* Problem: Copy every record below, exactly as written.

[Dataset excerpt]
★ ★ ★ ★ ★ ★ ★

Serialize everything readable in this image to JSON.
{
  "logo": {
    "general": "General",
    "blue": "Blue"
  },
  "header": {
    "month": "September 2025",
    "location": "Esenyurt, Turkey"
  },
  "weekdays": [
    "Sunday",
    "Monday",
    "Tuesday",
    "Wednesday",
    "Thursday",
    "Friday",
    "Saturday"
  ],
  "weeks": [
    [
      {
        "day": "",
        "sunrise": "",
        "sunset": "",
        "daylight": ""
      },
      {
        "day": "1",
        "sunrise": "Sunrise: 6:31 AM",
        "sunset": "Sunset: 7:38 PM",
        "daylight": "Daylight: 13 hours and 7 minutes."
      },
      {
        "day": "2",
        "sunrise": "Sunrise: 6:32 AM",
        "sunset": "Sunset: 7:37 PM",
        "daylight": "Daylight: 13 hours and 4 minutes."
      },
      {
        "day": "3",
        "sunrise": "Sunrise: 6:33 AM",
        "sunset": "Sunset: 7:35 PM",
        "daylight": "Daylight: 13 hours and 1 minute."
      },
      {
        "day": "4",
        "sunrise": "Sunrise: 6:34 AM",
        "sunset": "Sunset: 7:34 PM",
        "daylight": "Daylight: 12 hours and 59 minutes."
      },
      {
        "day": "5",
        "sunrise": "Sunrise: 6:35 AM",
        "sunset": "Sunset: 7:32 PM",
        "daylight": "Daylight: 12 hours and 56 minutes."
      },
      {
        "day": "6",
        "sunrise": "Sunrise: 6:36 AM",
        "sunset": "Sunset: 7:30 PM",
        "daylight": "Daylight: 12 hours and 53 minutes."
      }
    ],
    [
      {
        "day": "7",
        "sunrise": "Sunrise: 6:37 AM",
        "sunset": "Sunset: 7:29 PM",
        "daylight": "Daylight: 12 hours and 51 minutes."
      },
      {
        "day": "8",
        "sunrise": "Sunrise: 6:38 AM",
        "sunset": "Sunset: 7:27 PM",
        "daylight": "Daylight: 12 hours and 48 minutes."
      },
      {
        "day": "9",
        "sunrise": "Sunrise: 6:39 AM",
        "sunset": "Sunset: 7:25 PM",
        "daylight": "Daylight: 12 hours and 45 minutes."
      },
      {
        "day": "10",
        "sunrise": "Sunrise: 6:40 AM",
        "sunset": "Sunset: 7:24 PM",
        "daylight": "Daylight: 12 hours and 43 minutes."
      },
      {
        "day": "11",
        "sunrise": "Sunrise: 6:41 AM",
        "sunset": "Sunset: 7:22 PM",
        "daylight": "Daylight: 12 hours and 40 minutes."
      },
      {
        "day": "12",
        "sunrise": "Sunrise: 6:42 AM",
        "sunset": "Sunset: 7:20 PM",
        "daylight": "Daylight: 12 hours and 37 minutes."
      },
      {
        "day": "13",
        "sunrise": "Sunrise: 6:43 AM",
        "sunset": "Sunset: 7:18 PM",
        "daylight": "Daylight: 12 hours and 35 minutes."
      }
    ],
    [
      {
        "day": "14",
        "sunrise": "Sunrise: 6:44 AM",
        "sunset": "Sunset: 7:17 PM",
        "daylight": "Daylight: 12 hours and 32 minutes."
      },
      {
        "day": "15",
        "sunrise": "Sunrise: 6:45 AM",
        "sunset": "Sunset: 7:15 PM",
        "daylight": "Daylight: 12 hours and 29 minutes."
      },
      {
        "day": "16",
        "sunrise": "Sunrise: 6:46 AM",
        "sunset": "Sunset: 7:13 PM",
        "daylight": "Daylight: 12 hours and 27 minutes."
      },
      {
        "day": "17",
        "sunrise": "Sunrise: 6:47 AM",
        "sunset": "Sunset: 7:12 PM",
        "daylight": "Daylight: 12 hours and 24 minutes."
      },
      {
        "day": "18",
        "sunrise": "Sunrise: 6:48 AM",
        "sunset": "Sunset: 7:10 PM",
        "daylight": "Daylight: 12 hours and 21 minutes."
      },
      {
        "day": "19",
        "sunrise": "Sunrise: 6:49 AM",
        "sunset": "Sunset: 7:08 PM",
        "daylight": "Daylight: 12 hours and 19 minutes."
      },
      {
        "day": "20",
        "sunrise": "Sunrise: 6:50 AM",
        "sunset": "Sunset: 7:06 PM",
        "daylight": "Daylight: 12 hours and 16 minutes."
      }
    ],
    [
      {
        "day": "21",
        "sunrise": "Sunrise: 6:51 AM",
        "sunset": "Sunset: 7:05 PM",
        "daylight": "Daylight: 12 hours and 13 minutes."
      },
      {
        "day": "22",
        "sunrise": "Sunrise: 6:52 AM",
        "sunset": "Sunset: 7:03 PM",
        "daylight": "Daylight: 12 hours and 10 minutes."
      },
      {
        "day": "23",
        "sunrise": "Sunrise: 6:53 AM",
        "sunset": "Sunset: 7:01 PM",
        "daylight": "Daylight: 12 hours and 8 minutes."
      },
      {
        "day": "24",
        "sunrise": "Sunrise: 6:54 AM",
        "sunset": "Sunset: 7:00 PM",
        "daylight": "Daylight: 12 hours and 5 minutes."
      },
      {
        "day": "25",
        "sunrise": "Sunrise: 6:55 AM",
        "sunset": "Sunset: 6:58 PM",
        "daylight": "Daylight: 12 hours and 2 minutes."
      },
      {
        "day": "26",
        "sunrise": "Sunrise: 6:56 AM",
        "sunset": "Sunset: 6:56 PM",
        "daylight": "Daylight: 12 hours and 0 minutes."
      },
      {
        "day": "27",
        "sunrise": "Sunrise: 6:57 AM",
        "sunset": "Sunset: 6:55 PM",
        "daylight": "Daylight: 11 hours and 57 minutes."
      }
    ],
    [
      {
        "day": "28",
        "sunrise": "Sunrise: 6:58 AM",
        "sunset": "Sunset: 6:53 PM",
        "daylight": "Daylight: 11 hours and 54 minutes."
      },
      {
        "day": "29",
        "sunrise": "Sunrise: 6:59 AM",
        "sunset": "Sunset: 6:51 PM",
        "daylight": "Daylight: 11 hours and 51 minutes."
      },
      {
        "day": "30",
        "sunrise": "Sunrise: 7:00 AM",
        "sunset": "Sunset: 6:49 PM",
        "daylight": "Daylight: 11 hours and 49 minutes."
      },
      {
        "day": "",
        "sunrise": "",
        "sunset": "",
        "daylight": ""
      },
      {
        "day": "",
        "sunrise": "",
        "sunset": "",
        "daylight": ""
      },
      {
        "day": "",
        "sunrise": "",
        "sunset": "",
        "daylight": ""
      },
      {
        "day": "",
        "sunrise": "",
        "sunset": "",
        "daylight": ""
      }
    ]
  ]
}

★ ★ ★ ★ ★ ★ ★

* Result for this task:
Serialize everything readable in this image to JSON.
{
  "logo": {
    "general": "General",
    "blue": "Blue"
  },
  "header": {
    "month": "September 2025",
    "location": "Esenyurt, Turkey"
  },
  "weekdays": [
    "Sunday",
    "Monday",
    "Tuesday",
    "Wednesday",
    "Thursday",
    "Friday",
    "Saturday"
  ],
  "weeks": [
    [
      {
        "day": "",
        "sunrise": "",
        "sunset": "",
        "daylight": ""
      },
      {
        "day": "1",
        "sunrise": "Sunrise: 6:31 AM",
        "sunset": "Sunset: 7:38 PM",
        "daylight": "Daylight: 13 hours and 7 minutes."
      },
      {
        "day": "2",
        "sunrise": "Sunrise: 6:32 AM",
        "sunset": "Sunset: 7:37 PM",
        "daylight": "Daylight: 13 hours and 4 minutes."
      },
      {
        "day": "3",
        "sunrise": "Sunrise: 6:33 AM",
        "sunset": "Sunset: 7:35 PM",
        "daylight": "Daylight: 13 hours and 1 minute."
      },
      {
        "day": "4",
        "sunrise": "Sunrise: 6:34 AM",
        "sunset": "Sunset: 7:34 PM",
        "daylight": "Daylight: 12 hours and 59 minutes."
      },
      {
        "day": "5",
        "sunrise": "Sunrise: 6:35 AM",
        "sunset": "Sunset: 7:32 PM",
        "daylight": "Daylight: 12 hours and 56 minutes."
      },
      {
        "day": "6",
        "sunrise": "Sunrise: 6:36 AM",
        "sunset": "Sunset: 7:30 PM",
        "daylight": "Daylight: 12 hours and 53 minutes."
      }
    ],
    [
      {
        "day": "7",
        "sunrise": "Sunrise: 6:37 AM",
        "sunset": "Sunset: 7:29 PM",
        "daylight": "Daylight: 12 hours and 51 minutes."
      },
      {
        "day": "8",
        "sunrise": "Sunrise: 6:38 AM",
        "sunset": "Sunset: 7:27 PM",
        "daylight": "Daylight: 12 hours and 48 minutes."
      },
      {
        "day": "9",
        "sunrise": "Sunrise: 6:39 AM",
        "sunset": "Sunset: 7:25 PM",
        "daylight": "Daylight: 12 hours and 45 minutes."
      },
      {
        "day": "10",
        "sunrise": "Sunrise: 6:40 AM",
        "sunset": "Sunset: 7:24 PM",
        "daylight": "Daylight: 12 hours and 43 minutes."
      },
      {
        "day": "11",
        "sunrise": "Sunrise: 6:41 AM",
        "sunset": "Sunset: 7:22 PM",
        "daylight": "Daylight: 12 hours and 40 minutes."
      },
      {
        "day": "12",
        "sunrise": "Sunrise: 6:42 AM",
        "sunset": "Sunset: 7:20 PM",
        "daylight": "Daylight: 12 hours and 37 minutes."
      },
      {
        "day": "13",
        "sunrise": "Sunrise: 6:43 AM",
        "sunset": "Sunset: 7:18 PM",
        "daylight": "Daylight: 12 hours and 35 minutes."
      }
    ],
    [
      {
        "day": "14",
        "sunrise": "Sunrise: 6:44 AM",
        "sunset": "Sunset: 7:17 PM",
        "daylight": "Daylight: 12 hours and 32 minutes."
      },
      {
        "day": "15",
        "sunrise": "Sunrise: 6:45 AM",
        "sunset": "Sunset: 7:15 PM",
        "daylight": "Daylight: 12 hours and 29 minutes."
      },
      {
        "day": "16",
        "sunrise": "Sunrise: 6:46 AM",
        "sunset": "Sunset: 7:13 PM",
        "daylight": "Daylight: 12 hours and 27 minutes."
      },
      {
        "day": "17",
        "sunrise": "Sunrise: 6:47 AM",
        "sunset": "Sunset: 7:12 PM",
        "daylight": "Daylight: 12 hours and 24 minutes."
      },
      {
        "day": "18",
        "sunrise": "Sunrise: 6:48 AM",
        "sunset": "Sunset: 7:10 PM",
        "daylight": "Daylight: 12 hours and 21 minutes."
      },
      {
        "day": "19",
        "sunrise": "Sunrise: 6:49 AM",
        "sunset": "Sunset: 7:08 PM",
        "daylight": "Daylight: 12 hours and 19 minutes."
      },
      {
        "day": "20",
        "sunrise": "Sunrise: 6:50 AM",
        "sunset": "Sunset: 7:06 PM",
        "daylight": "Daylight: 12 hours and 16 minutes."
      }
    ],
    [
      {
        "day": "21",
        "sunrise": "Sunrise: 6:51 AM",
        "sunset": "Sunset: 7:05 PM",
        "daylight": "Daylight: 12 hours and 13 minutes."
      },
      {
        "day": "22",
        "sunrise": "Sunrise: 6:52 AM",
        "sunset": "Sunset: 7:03 PM",
        "daylight": "Daylight: 12 hours and 10 minutes."
      },
      {
        "day": "23",
        "sunrise": "Sunrise: 6:53 AM",
        "sunset": "Sunset: 7:01 PM",
        "daylight": "Daylight: 12 hours and 8 minutes."
      },
      {
        "day": "24",
        "sunrise": "Sunrise: 6:54 AM",
        "sunset": "Sunset: 7:00 PM",
        "daylight": "Daylight: 12 hours and 5 minutes."
      },
      {
        "day": "25",
        "sunrise": "Sunrise: 6:55 AM",
        "sunset": "Sunset: 6:58 PM",
        "daylight": "Daylight: 12 hours and 2 minutes."
      },
      {
        "day": "26",
        "sunrise": "Sunrise: 6:56 AM",
        "sunset": "Sunset: 6:56 PM",
        "daylight": "Daylight: 12 hours and 0 minutes."
      },
      {
        "day": "27",
        "sunrise": "Sunrise: 6:57 AM",
        "sunset": "Sunset: 6:55 PM",
        "daylight": "Daylight: 11 hours and 57 minutes."
      }
    ],
    [
      {
        "day": "28",
        "sunrise": "Sunrise: 6:58 AM",
        "sunset": "Sunset: 6:53 PM",
        "daylight": "Daylight: 11 hours and 54 minutes."
      },
      {
        "day": "29",
        "sunrise": "Sunrise: 6:59 AM",
        "sunset": "Sunset: 6:51 PM",
        "daylight": "Daylight: 11 hours and 51 minutes."
      },
      {
        "day": "30",
        "sunrise": "Sunrise: 7:00 AM",
        "sunset": "Sunset: 6:49 PM",
        "daylight": "Daylight: 11 hours and 49 minutes."
      },
      {
        "day": "",
        "sunrise": "",
        "sunset": "",
        "daylight": ""
      },
      {
        "day": "",
        "sunrise": "",
        "sunset": "",
        "daylight": ""
      },
      {
        "day": "",
        "sunrise": "",
        "sunset": "",
        "daylight": ""
      },
      {
        "day": "",
        "sunrise": "",
        "sunset": "",
        "daylight": ""
      }
    ]
  ]
}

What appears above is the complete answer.